> **Document extract**:
[start]
Conclusions
What you make of the GeForce GTX 280 may hinge on where you come down on the multi-GPU question. Clearly, the GTX 280 is far and away the new single-GPU performance champ, and Nvidia has done it again by nearly doubling the resources of the G80. Its performance is strongest, relatively speaking, at high resolutions where current solutions suffer most, surely in part because of its true 1GB memory size. And one can't help but like the legion of tweaks and incremental enhancements Nvidia has made to an already familiar and successful basic GPU architecture, from better tuning of the shader cores to the precipitous reduction in idle power draw.

All other things being equal, I'd rather have a big single-GPU card like the GTX 280 than a dual-chip special like the Radeon HD 3870 X2 or the GeForce 9800 GX2 any day. Multi-GPU setups are fragile, and in some games, their performance simply doesn't scale very well. Also, Nvidia's support for multiple monitors in SLI and GX2 solutions is pretty dreadful.

The trouble is, things are pretty decidedly not equal. More often than not, the GeForce 9800 GX2 is faster than the GTX 280, and the GX2 is currently selling for as little as 470 bucks, American money. Compared to that, the GTX 280's asking price of $649 seems mighty steep. Even the GTX 260 at $399 feels expensive in light of the alternatives—dual GeForce 8800 GTs in SLI, for instance—unless you're committed to the single-GPU path.

Another problem with cards like the 9800 GX2 is simply that they've shown us that there's more performance to be had in today's games than what the GTX 260 and 280 can offer. One can't escape the impression, seeing the benchmark results, that the GT200's performance could be higher. Yet many of the changes Nvidia has introduced in this new GPU fall decidedly under the rubric of future-proofing. We're unlikely to see games push the limits of this shader core for some time to come, for example. I went back and looked, and it turns out that when the GeForce 8800 GTX debuted, it was often slower than two GeForce 7900 GTX cards in SLI. No one cared much at the time because the G80 brought with it a whole boatload of new capabilities. One can't exactly say the same for the GT200, but then again, things like a double-size register file for more complex shaders or faster stream-out for geometry shaders may end up being fairly consequential in the long run. It's just terribly difficult to judge these things right now, when cheaper multi-GPU alternatives will run today's games faster.
[end]
> **Goal**: From the GeForce GTX 280 review conclusions above, pull out the stretch from "Conclusions" through "idle power draw.", word for word.

> **Record extracts**:
[start]
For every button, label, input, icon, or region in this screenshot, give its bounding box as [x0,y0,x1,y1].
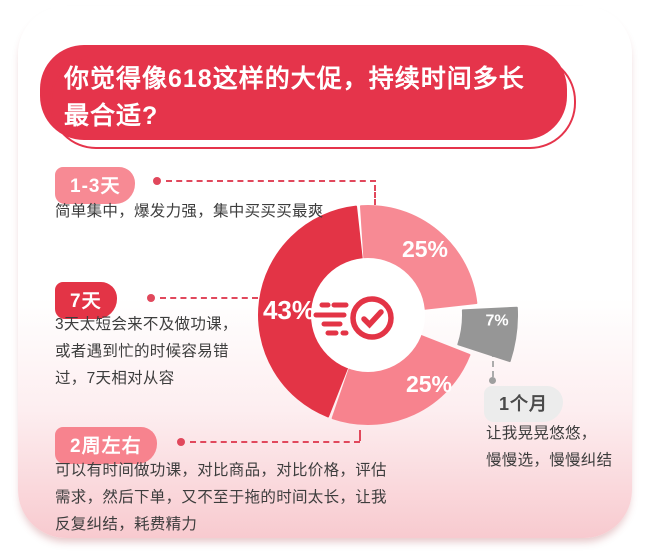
badge-7-days: 7天 [55,282,117,319]
desc-1-3-days: 简单集中，爆发力强，集中买买买最爽 [55,203,324,220]
pie-segment-1 [457,306,518,363]
connector-dashed-line [160,297,258,299]
segment-percent-label: 25% [406,371,452,397]
connector-dot-gray [489,377,496,384]
connector-dashed-line [190,441,360,443]
connector-dashed-line-gray [492,351,494,377]
segment-percent-label: 7% [485,313,508,330]
desc-2-weeks: 可以有时间做功课，对比商品，对比价格，评估 需求，然后下单，又不至于拖的时间太长… [55,462,387,533]
badge-1-month: 1个月 [484,386,564,422]
badge-1-3-days: 1-3天 [55,167,136,204]
desc-7-days: 3天太短会来不及做功课， 或者遇到忙的时候容易错 过，7天相对从容 [55,316,238,387]
desc-1-month: 让我晃晃悠悠， 慢慢选，慢慢纠结 [486,425,613,469]
speed-clock-icon [313,296,394,340]
connector-dashed-line [359,430,361,441]
connector-dashed-line [166,180,376,182]
survey-question-title: 你觉得像618这样的大促，持续时间多长 最合适? [40,45,576,149]
title-line-2: 最合适? [64,102,159,130]
connector-dashed-line [374,185,376,205]
segment-percent-label: 25% [402,236,448,262]
title-line-1: 你觉得像618这样的大促，持续时间多长 [64,65,525,93]
badge-2-weeks: 2周左右 [55,427,157,464]
segment-percent-label: 43% [263,295,315,325]
connector-dot [177,438,185,446]
connector-dot [153,177,161,185]
connector-dot [147,294,155,302]
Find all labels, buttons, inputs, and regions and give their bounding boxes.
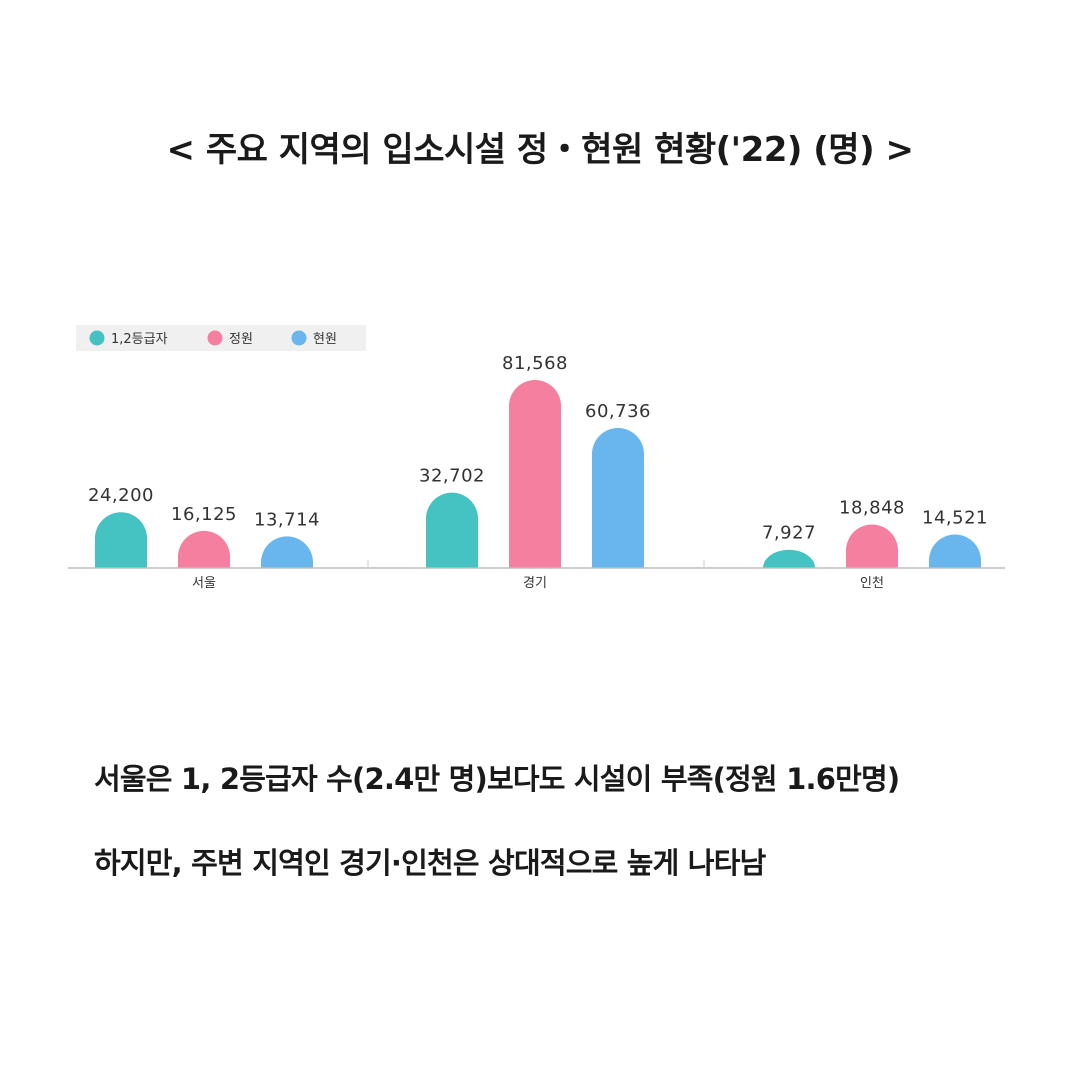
bar xyxy=(846,524,898,568)
bar xyxy=(95,512,147,568)
legend-label: 정원 xyxy=(229,332,253,347)
chart-title: < 주요 지역의 입소시설 정・현원 현황('22) (명) > xyxy=(166,130,914,170)
bar-value-label: 16,125 xyxy=(171,504,237,525)
bar-value-label: 7,927 xyxy=(762,523,816,544)
bar-value-label: 24,200 xyxy=(88,485,154,506)
legend-swatch xyxy=(89,330,105,346)
bar-value-label: 13,714 xyxy=(254,509,320,530)
bar xyxy=(929,534,981,568)
legend-swatch xyxy=(207,330,223,346)
bar xyxy=(509,380,561,568)
legend-label: 1,2등급자 xyxy=(111,332,168,347)
category-label: 서울 xyxy=(192,576,216,591)
bar-value-label: 18,848 xyxy=(839,498,905,519)
bar-chart: 1,2등급자 정원 현원 24,200 16,125 13,714 32,702 81,56… xyxy=(68,325,1005,591)
bar-value-label: 32,702 xyxy=(419,466,485,487)
legend-label: 현원 xyxy=(313,332,337,347)
bar xyxy=(763,549,815,568)
caption-line-2: 하지만, 주변 지역인 경기·인천은 상대적으로 높게 나타남 xyxy=(94,846,766,880)
bar-value-label: 14,521 xyxy=(922,508,988,529)
bar-value-label: 60,736 xyxy=(585,401,651,422)
category-label: 인천 xyxy=(860,576,884,591)
category-label: 경기 xyxy=(523,576,547,591)
bar xyxy=(261,536,313,568)
legend-swatch xyxy=(291,330,307,346)
bar-value-label: 81,568 xyxy=(502,353,568,374)
bar xyxy=(178,530,231,568)
bar xyxy=(426,492,478,568)
bar xyxy=(592,428,644,568)
legend: 1,2등급자 정원 현원 xyxy=(76,325,366,351)
caption-line-1: 서울은 1, 2등급자 수(2.4만 명)보다도 시설이 부족(정원 1.6만명… xyxy=(94,762,900,796)
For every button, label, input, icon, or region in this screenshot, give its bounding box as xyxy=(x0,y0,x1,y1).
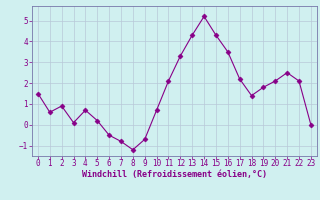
X-axis label: Windchill (Refroidissement éolien,°C): Windchill (Refroidissement éolien,°C) xyxy=(82,170,267,179)
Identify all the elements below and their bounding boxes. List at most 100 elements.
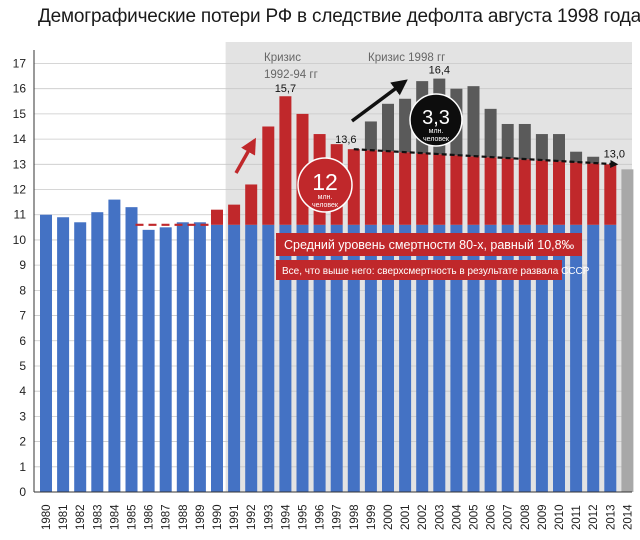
x-tick-label: 1984 <box>109 504 121 530</box>
y-tick-label: 5 <box>19 359 26 373</box>
x-tick-label: 1991 <box>229 504 241 530</box>
bar-2009-base <box>535 224 548 492</box>
bar-2009-crisis1998 <box>535 134 548 161</box>
y-tick-label: 15 <box>13 107 27 121</box>
y-tick-label: 7 <box>19 309 26 323</box>
x-tick-label: 2008 <box>520 504 532 530</box>
x-tick-label: 2003 <box>434 504 446 530</box>
y-tick-label: 16 <box>13 82 27 96</box>
bar-1986 <box>142 229 155 492</box>
black-circle-unit: человек <box>423 136 450 143</box>
bar-2000-excess <box>382 151 394 225</box>
bar-2014 <box>621 169 634 492</box>
x-tick-label: 2014 <box>622 504 634 530</box>
bar-2011-excess <box>570 162 583 225</box>
bar-2013-excess <box>604 164 617 225</box>
x-tick-label: 1985 <box>127 504 139 530</box>
y-tick-label: 9 <box>19 258 26 272</box>
x-tick-label: 2013 <box>605 504 617 530</box>
bar-1988 <box>176 222 189 492</box>
x-tick-label: 1999 <box>366 504 378 530</box>
y-tick-label: 12 <box>13 183 27 197</box>
x-tick-label: 1988 <box>178 504 190 530</box>
note-box-baseline <box>276 233 582 256</box>
bar-1985 <box>125 207 138 492</box>
bar-2006-excess <box>484 157 497 225</box>
chart-title: Демографические потери РФ в следствие де… <box>38 6 640 27</box>
x-tick-label: 2011 <box>571 505 583 530</box>
y-tick-label: 0 <box>19 485 26 499</box>
bar-2010-excess <box>553 161 565 225</box>
x-tick-label: 2009 <box>537 504 549 530</box>
bar-1999-crisis1998 <box>364 121 377 151</box>
x-tick-label: 2002 <box>417 504 429 530</box>
x-tick-label: 1995 <box>298 504 310 530</box>
x-tick-label: 1997 <box>332 504 344 530</box>
bar-1991-base <box>228 224 241 492</box>
bar-2007-crisis1998 <box>501 123 514 159</box>
y-tick-label: 13 <box>13 157 27 171</box>
value-label-2013: 13,0 <box>604 148 625 160</box>
bar-1994-base <box>279 224 292 492</box>
y-tick-label: 14 <box>13 132 27 146</box>
bar-1992-excess <box>245 184 258 225</box>
bar-2011-crisis1998 <box>570 151 583 163</box>
y-tick-label: 8 <box>19 283 26 297</box>
bar-2013-base <box>604 224 617 492</box>
bar-2006-base <box>484 224 497 492</box>
x-tick-label: 2004 <box>451 504 463 530</box>
bar-1991-excess <box>228 204 241 225</box>
y-tick-label: 17 <box>13 56 27 70</box>
red-circle-badge <box>297 157 353 213</box>
x-tick-label: 1980 <box>41 504 53 530</box>
trend-dashed-arrow <box>353 148 619 168</box>
red-circle-unit: млн. <box>318 194 333 201</box>
bar-1998-excess <box>347 149 360 225</box>
x-tick-label: 1986 <box>144 504 156 530</box>
y-tick-label: 10 <box>13 233 27 247</box>
x-tick-label: 1992 <box>246 504 258 530</box>
bar-1996-base <box>313 224 326 492</box>
bar-1999-excess <box>364 150 377 225</box>
bar-1993-base <box>262 224 275 492</box>
x-tick-label: 1998 <box>349 504 361 530</box>
note-text-baseline: Средний уровень смертности 80-х, равный … <box>284 238 575 252</box>
black-circle-badge <box>409 93 463 147</box>
x-tick-label: 1996 <box>315 504 327 530</box>
bar-2010-base <box>553 224 565 492</box>
bar-1992-base <box>245 224 258 492</box>
bar-1990-excess <box>211 209 223 225</box>
bar-1997-base <box>330 224 343 492</box>
y-tick-label: 11 <box>14 208 27 222</box>
black-circle-unit: млн. <box>429 128 444 135</box>
bar-2012-excess <box>587 163 600 225</box>
y-tick-label: 3 <box>19 409 26 423</box>
bar-2003-base <box>433 224 446 492</box>
bar-2007-base <box>501 224 514 492</box>
crisis2-label: Кризис 1998 гг <box>368 52 445 64</box>
bar-2008-crisis1998 <box>518 123 531 160</box>
red-circle-unit: человек <box>312 202 339 209</box>
bar-2007-excess <box>501 158 514 225</box>
bar-2002-base <box>416 224 429 492</box>
x-tick-label: 2006 <box>486 504 498 530</box>
bar-2010-crisis1998 <box>553 134 565 162</box>
black-circle-number: 3,3 <box>422 107 450 129</box>
x-tick-label: 2012 <box>588 504 600 530</box>
bar-1983 <box>91 212 104 493</box>
bar-2001-excess <box>399 152 412 225</box>
bar-2001-base <box>399 224 412 492</box>
bar-1990-base <box>211 224 223 492</box>
x-tick-label: 1989 <box>195 504 207 530</box>
bar-1995-base <box>296 224 309 492</box>
bar-2012-crisis1998 <box>587 156 600 164</box>
bar-2005-excess <box>467 156 480 225</box>
bar-2000-base <box>382 224 394 492</box>
bar-2009-excess <box>535 160 548 225</box>
bar-2000-crisis1998 <box>382 103 394 152</box>
bar-2002-excess <box>416 153 429 225</box>
note-box-excess <box>276 260 562 280</box>
value-label-1998: 13,6 <box>335 134 356 146</box>
value-label-2003: 16,4 <box>429 65 450 77</box>
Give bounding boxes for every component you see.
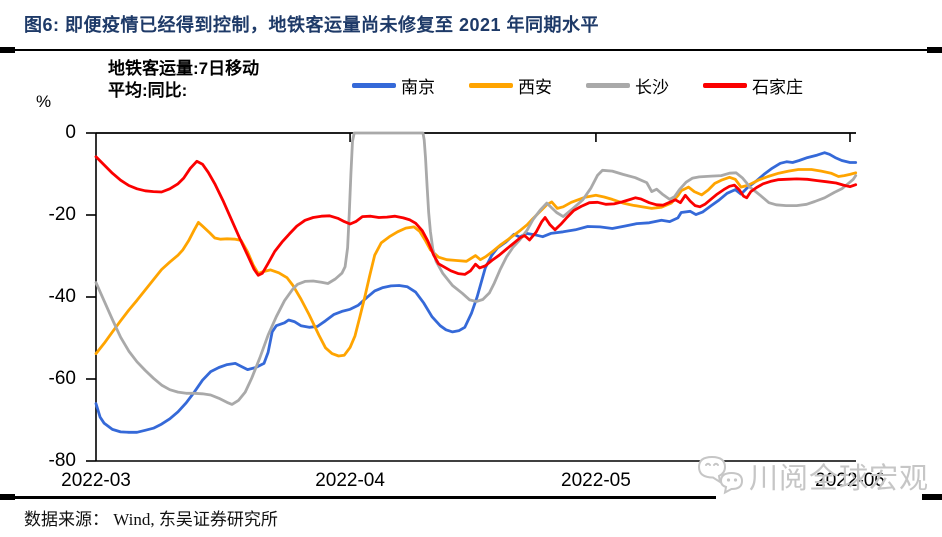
series-label: 南京	[401, 78, 435, 97]
legend-item-nanjing: 南京	[352, 73, 435, 98]
series-label: 石家庄	[752, 78, 803, 97]
series-swatch	[469, 83, 513, 88]
legend-item-xian: 西安	[469, 73, 552, 98]
series-label: 西安	[518, 78, 552, 97]
divider-endcap	[0, 494, 15, 500]
watermark-text: 川阅全球宏观	[749, 463, 930, 495]
x-tick-label: 2022-04	[315, 470, 385, 491]
series-swatch	[352, 83, 396, 88]
divider-endcap	[0, 47, 15, 53]
divider-endcap	[927, 47, 942, 53]
x-tick-label: 2022-06	[815, 470, 885, 491]
divider-endcap	[922, 494, 942, 500]
y-tick-label: 0	[65, 122, 76, 143]
title-divider	[0, 47, 942, 53]
y-tick-label: -20	[48, 204, 76, 225]
series-line-西安	[94, 168, 858, 358]
legend-item-changsha: 长沙	[586, 73, 669, 98]
y-axis-unit-label: %	[36, 92, 52, 111]
series-label: 长沙	[635, 78, 669, 97]
legend-caption-line2: 平均:同比:	[108, 81, 188, 100]
figure-title: 图6: 即便疫情已经得到控制，地铁客运量尚未修复至 2021 年同期水平	[24, 15, 600, 35]
y-tick-label: -40	[48, 286, 76, 307]
legend-caption-line1: 地铁客运量:7日移动	[108, 59, 260, 78]
series-swatch	[586, 83, 630, 88]
series-swatch	[703, 83, 747, 88]
watermark: 川阅全球宏观	[695, 451, 929, 501]
footer-divider	[0, 494, 716, 500]
x-tick-label: 2022-05	[561, 470, 631, 491]
legend-caption: 地铁客运量:7日移动 平均:同比:	[108, 58, 259, 102]
data-source: 数据来源： Wind, 东吴证券研究所	[24, 510, 278, 529]
y-tick-label: -80	[48, 450, 76, 471]
series-line-长沙	[94, 131, 858, 406]
legend-item-shijiazhuang: 石家庄	[703, 73, 803, 98]
wechat-logo-icon	[697, 455, 744, 495]
series-line-石家庄	[94, 155, 858, 277]
y-tick-label: -60	[48, 368, 76, 389]
series-line-南京	[94, 151, 858, 434]
x-tick-label: 2022-03	[61, 470, 131, 491]
footer-divider-right	[922, 494, 942, 500]
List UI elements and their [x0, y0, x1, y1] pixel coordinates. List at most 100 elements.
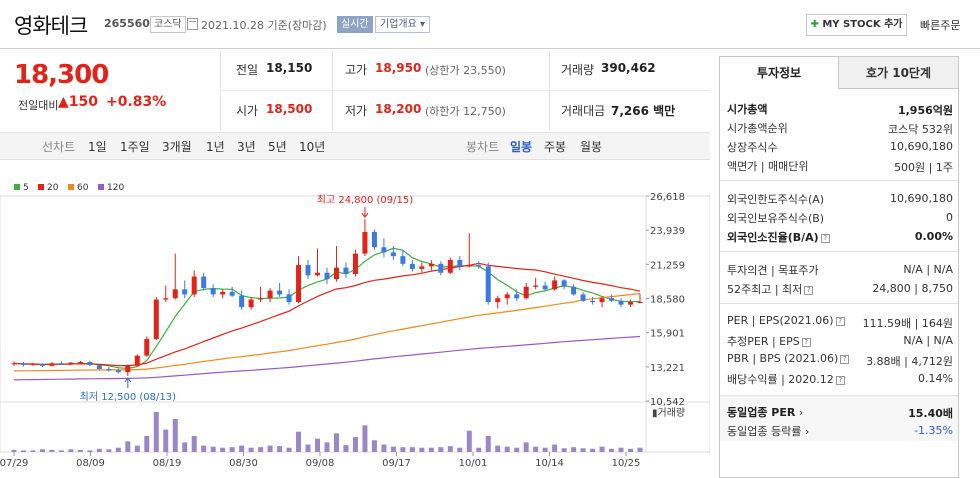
[end]
> **Output for this exercise**:
Conclusions
What you make of the GeForce GTX 280 may hinge on where you come down on the multi-GPU question. Clearly, the GTX 280 is far and away the new single-GPU performance champ, and Nvidia has done it again by nearly doubling the resources of the G80. Its performance is strongest, relatively speaking, at high resolutions where current solutions suffer most, surely in part because of its true 1GB memory size. And one can't help but like the legion of tweaks and incremental enhancements Nvidia has made to an already familiar and successful basic GPU architecture, from better tuning of the shader cores to the precipitous reduction in idle power draw.